Keep the pictures out and restate every record exactly.

§ Records from a data source:
-------------------------
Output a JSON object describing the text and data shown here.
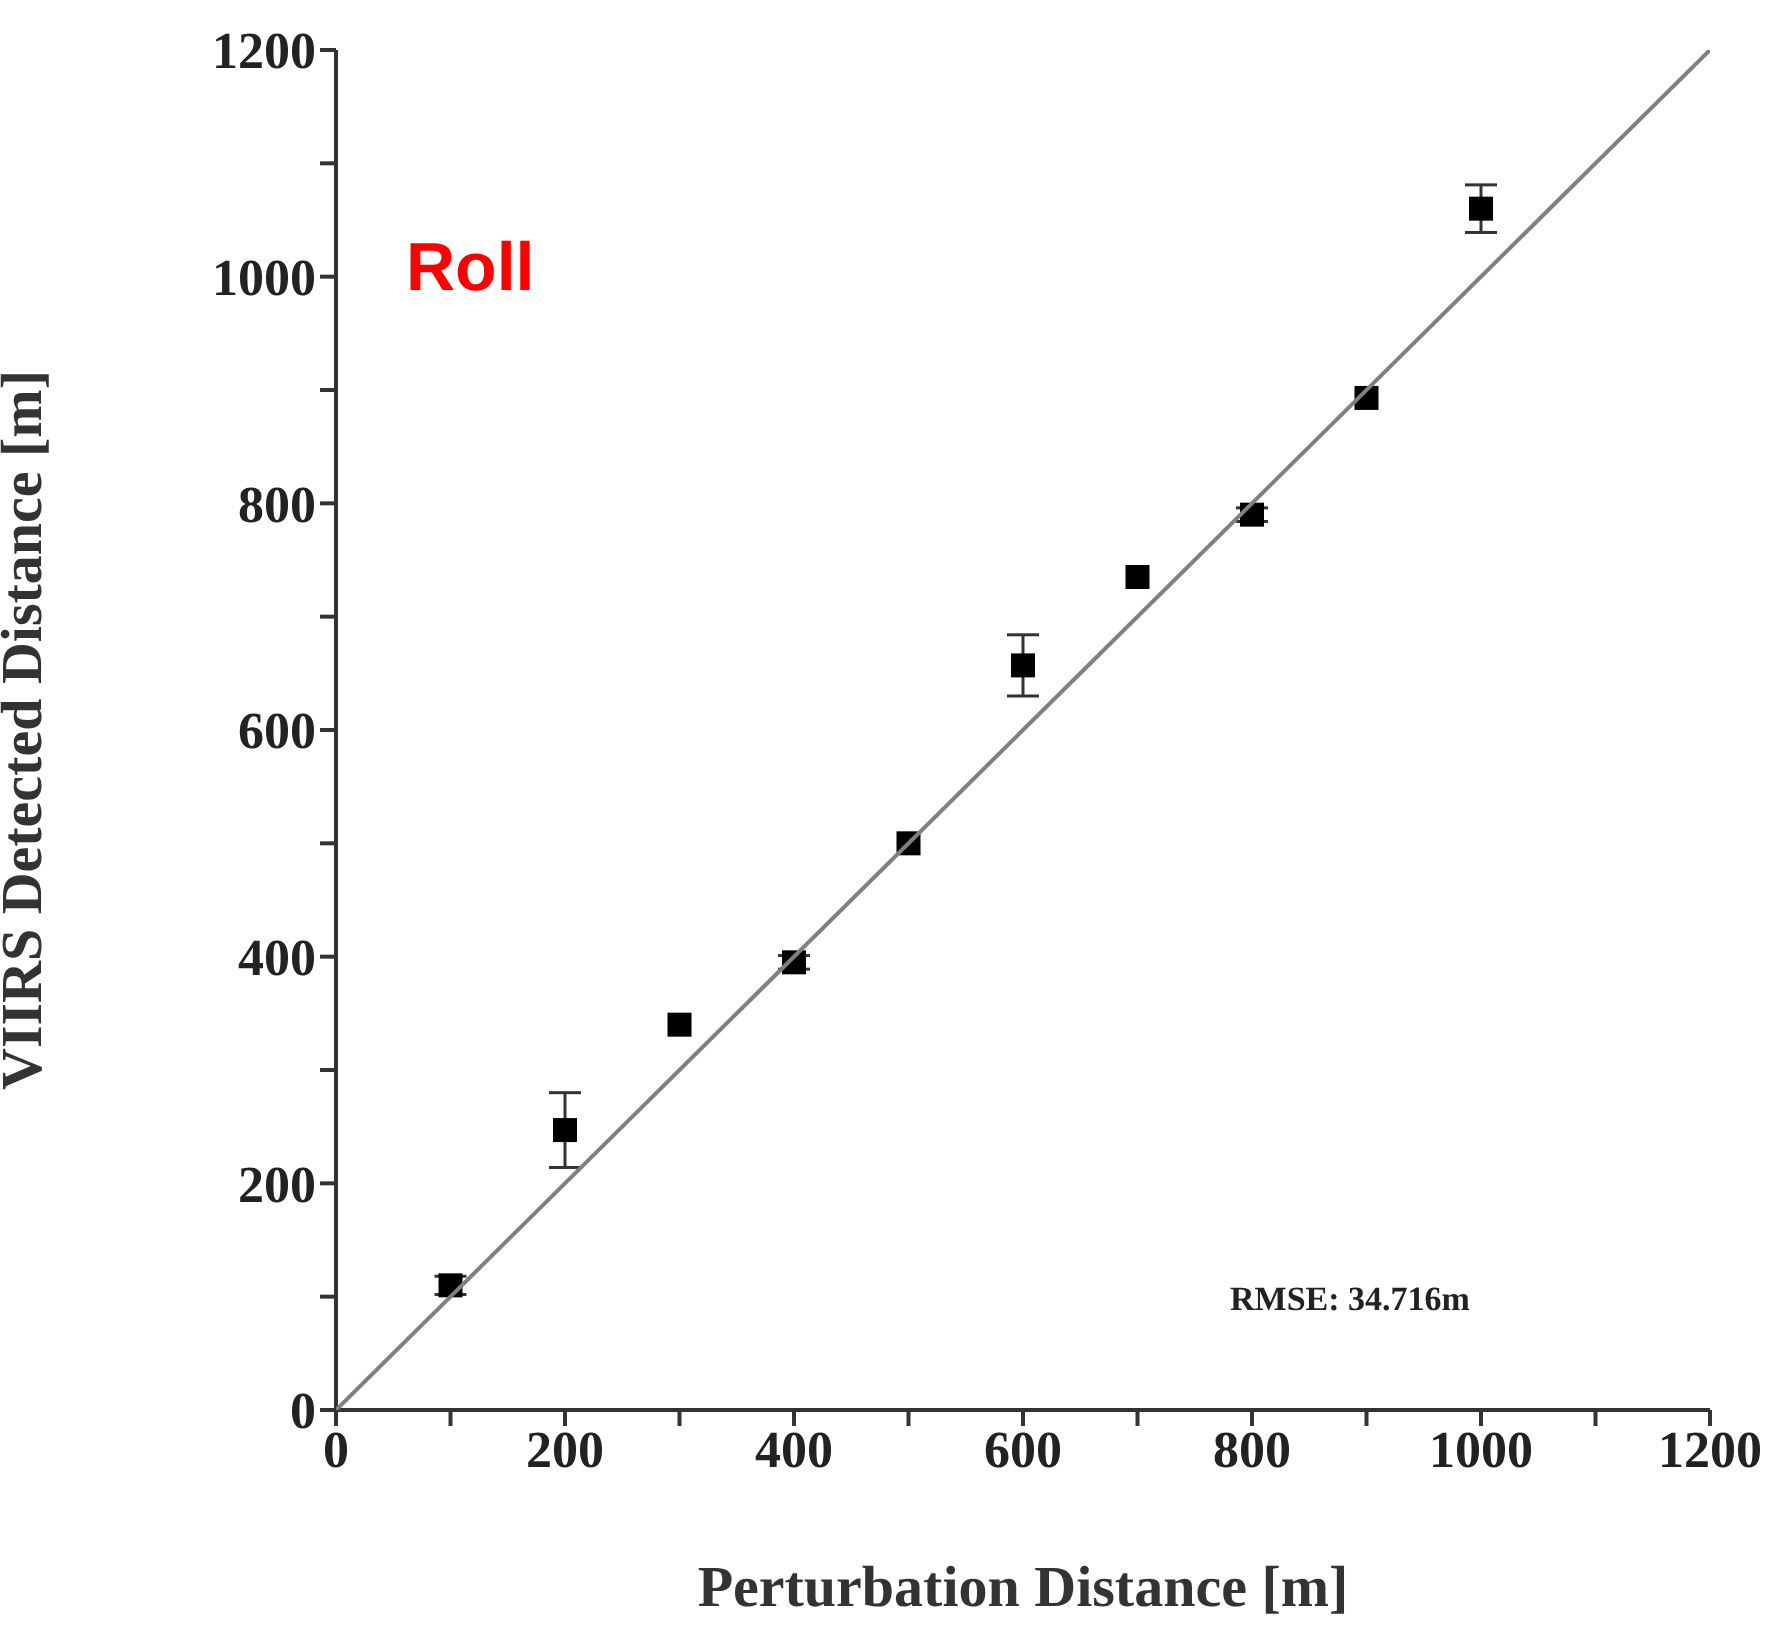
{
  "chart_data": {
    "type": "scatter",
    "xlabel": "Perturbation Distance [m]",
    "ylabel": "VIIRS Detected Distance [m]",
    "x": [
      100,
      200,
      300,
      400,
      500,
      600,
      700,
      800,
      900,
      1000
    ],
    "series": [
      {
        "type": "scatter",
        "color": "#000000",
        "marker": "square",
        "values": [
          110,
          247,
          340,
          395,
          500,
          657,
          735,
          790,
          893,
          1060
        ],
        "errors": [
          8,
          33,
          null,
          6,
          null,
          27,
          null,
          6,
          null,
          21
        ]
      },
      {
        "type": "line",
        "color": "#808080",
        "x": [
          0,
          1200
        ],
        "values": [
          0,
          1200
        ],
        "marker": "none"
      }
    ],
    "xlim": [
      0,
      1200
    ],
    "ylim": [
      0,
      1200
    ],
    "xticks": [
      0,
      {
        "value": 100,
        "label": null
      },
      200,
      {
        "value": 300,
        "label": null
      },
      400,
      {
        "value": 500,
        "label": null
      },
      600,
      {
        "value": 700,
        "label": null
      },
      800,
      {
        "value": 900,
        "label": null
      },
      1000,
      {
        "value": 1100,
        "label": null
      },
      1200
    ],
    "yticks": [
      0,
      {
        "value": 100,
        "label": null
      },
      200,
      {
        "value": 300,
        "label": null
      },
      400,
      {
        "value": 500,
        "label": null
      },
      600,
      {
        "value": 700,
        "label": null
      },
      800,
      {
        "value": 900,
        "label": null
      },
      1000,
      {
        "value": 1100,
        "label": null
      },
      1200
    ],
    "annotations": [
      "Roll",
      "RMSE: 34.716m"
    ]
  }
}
-------------------------
§ EXERCISE RESPONSE:
Output a JSON object describing the text and data shown here.
{
  "chart_data": {
    "type": "scatter",
    "xlabel": "Perturbation Distance [m]",
    "ylabel": "VIIRS Detected Distance [m]",
    "x": [
      100,
      200,
      300,
      400,
      500,
      600,
      700,
      800,
      900,
      1000
    ],
    "series": [
      {
        "type": "scatter",
        "color": "#000000",
        "marker": "square",
        "values": [
          110,
          247,
          340,
          395,
          500,
          657,
          735,
          790,
          893,
          1060
        ],
        "errors": [
          8,
          33,
          null,
          6,
          null,
          27,
          null,
          6,
          null,
          21
        ]
      },
      {
        "type": "line",
        "color": "#808080",
        "x": [
          0,
          1200
        ],
        "values": [
          0,
          1200
        ],
        "marker": "none"
      }
    ],
    "xlim": [
      0,
      1200
    ],
    "ylim": [
      0,
      1200
    ],
    "xticks": [
      0,
      {
        "value": 100,
        "label": null
      },
      200,
      {
        "value": 300,
        "label": null
      },
      400,
      {
        "value": 500,
        "label": null
      },
      600,
      {
        "value": 700,
        "label": null
      },
      800,
      {
        "value": 900,
        "label": null
      },
      1000,
      {
        "value": 1100,
        "label": null
      },
      1200
    ],
    "yticks": [
      0,
      {
        "value": 100,
        "label": null
      },
      200,
      {
        "value": 300,
        "label": null
      },
      400,
      {
        "value": 500,
        "label": null
      },
      600,
      {
        "value": 700,
        "label": null
      },
      800,
      {
        "value": 900,
        "label": null
      },
      1000,
      {
        "value": 1100,
        "label": null
      },
      1200
    ],
    "annotations": [
      "Roll",
      "RMSE: 34.716m"
    ]
  }
}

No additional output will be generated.